YOUR OBJECTIVE: Every line below that contains "Start" is to be copied.

--- PROVIDED MATERIAL ---

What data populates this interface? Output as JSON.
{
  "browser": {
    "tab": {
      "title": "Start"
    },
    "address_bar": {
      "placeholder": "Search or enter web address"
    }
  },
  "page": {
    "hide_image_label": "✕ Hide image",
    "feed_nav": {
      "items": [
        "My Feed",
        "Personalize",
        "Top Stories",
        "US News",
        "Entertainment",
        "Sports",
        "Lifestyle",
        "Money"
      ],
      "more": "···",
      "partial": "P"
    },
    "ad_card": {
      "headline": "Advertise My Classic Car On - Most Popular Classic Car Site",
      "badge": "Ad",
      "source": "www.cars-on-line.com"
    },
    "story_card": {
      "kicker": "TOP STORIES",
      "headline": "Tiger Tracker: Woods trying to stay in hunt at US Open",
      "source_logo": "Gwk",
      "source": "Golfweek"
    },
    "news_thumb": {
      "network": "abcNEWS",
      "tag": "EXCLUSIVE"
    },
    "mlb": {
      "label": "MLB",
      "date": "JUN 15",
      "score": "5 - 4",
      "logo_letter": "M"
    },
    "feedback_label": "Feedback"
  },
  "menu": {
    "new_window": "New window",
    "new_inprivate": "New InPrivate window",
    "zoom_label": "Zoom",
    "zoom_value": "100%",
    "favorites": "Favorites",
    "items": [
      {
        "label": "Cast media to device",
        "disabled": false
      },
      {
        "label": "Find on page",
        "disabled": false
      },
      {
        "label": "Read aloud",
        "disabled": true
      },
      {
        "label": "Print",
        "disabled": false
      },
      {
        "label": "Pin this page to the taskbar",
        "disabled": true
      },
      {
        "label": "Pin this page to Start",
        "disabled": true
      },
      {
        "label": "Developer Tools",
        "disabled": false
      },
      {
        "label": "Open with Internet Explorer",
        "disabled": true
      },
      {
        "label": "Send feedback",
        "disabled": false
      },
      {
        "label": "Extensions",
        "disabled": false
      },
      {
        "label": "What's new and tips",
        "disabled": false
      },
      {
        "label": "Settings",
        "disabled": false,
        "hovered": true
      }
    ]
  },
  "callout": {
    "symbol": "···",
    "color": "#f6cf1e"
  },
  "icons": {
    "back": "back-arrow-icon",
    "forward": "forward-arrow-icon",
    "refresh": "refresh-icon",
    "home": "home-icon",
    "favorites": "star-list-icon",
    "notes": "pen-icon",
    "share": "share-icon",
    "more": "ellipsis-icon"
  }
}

---

ANSWER:
      "title": "Start"
        "label": "Pin this page to Start",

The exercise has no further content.